__Dataset__.
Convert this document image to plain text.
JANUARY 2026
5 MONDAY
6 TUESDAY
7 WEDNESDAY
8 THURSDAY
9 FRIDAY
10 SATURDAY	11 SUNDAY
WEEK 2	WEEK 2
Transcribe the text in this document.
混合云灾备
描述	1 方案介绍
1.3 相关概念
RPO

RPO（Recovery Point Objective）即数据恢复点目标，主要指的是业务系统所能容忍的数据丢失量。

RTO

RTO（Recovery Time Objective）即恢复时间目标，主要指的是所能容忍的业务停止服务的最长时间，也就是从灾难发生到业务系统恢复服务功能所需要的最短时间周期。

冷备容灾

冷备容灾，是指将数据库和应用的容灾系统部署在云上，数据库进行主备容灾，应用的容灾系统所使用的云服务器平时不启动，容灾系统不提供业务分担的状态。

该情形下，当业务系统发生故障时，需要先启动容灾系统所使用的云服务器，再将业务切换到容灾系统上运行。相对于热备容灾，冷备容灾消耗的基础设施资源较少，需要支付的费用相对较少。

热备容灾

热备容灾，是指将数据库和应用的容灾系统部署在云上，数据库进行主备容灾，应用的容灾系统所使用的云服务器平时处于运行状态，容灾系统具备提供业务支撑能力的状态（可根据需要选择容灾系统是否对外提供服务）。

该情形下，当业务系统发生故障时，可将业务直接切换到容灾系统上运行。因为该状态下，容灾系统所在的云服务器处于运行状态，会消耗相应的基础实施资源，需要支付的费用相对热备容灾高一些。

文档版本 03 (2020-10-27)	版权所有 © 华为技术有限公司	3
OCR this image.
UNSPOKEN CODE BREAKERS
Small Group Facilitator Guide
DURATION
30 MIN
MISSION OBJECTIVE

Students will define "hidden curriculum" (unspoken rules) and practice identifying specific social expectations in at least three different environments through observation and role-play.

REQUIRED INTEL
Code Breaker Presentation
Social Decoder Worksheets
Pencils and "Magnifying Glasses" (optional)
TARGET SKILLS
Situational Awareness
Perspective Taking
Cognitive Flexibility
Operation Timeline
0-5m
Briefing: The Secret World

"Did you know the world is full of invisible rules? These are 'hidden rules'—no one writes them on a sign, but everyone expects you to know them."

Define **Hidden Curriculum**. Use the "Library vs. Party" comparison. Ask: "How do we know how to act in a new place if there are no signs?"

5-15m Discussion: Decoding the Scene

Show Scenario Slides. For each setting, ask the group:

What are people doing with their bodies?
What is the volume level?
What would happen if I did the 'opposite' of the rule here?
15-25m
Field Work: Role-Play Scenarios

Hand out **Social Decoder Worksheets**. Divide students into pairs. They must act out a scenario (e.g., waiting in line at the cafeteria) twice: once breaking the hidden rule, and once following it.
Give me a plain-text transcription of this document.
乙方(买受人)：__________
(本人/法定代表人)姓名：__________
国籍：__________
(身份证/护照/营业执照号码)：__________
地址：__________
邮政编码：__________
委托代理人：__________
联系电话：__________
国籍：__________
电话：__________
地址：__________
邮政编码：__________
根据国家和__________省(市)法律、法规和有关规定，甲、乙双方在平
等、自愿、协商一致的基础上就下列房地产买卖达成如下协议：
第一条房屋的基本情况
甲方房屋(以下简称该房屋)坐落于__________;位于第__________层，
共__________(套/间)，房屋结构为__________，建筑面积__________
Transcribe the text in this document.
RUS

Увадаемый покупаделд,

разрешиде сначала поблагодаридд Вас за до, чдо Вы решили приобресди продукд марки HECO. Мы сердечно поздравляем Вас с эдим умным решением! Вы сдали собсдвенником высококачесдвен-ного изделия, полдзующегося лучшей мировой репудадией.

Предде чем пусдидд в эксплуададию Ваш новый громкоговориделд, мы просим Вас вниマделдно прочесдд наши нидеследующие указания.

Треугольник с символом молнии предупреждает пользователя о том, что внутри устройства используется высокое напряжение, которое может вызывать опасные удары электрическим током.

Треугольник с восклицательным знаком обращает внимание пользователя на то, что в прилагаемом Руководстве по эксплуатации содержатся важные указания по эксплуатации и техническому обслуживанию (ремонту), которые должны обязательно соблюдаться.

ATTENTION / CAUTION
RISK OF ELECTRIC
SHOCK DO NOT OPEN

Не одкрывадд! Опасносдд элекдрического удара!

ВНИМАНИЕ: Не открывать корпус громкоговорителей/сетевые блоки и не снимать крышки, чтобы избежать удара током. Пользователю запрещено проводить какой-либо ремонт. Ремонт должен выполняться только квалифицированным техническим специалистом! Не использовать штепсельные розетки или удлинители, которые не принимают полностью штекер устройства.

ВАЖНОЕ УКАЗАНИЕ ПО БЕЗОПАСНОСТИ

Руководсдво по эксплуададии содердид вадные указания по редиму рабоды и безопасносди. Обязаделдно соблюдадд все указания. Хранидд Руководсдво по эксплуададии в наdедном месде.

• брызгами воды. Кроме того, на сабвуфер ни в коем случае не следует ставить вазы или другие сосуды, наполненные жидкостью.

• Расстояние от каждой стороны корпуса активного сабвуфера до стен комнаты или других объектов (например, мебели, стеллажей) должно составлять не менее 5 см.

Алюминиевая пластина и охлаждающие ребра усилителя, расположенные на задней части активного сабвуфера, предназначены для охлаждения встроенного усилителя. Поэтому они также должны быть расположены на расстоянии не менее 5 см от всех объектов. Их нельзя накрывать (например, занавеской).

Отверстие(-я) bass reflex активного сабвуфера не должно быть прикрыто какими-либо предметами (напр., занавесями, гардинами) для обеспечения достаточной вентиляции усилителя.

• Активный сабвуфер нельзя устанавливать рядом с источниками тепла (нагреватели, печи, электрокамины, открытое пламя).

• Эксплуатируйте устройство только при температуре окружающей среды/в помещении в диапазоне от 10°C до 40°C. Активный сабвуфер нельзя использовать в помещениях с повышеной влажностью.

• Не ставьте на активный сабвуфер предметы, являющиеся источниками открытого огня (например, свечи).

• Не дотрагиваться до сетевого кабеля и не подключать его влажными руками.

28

__Prompt__. For the listing above, identify each line bearing "объектов".

__Task answer__.
• Расстояние от каждой стороны корпуса активного сабвуфера до стен комнаты или других объектов (например, мебели, стеллажей) должно составлять не менее 5 см.
Алюминиевая пластина и охлаждающие ребра усилителя, расположенные на задней части активного сабвуфера, предназначены для охлаждения встроенного усилителя. Поэтому они также должны быть расположены на расстоянии не менее 5 см от всех объектов. Их нельзя накрывать (например, занавеской).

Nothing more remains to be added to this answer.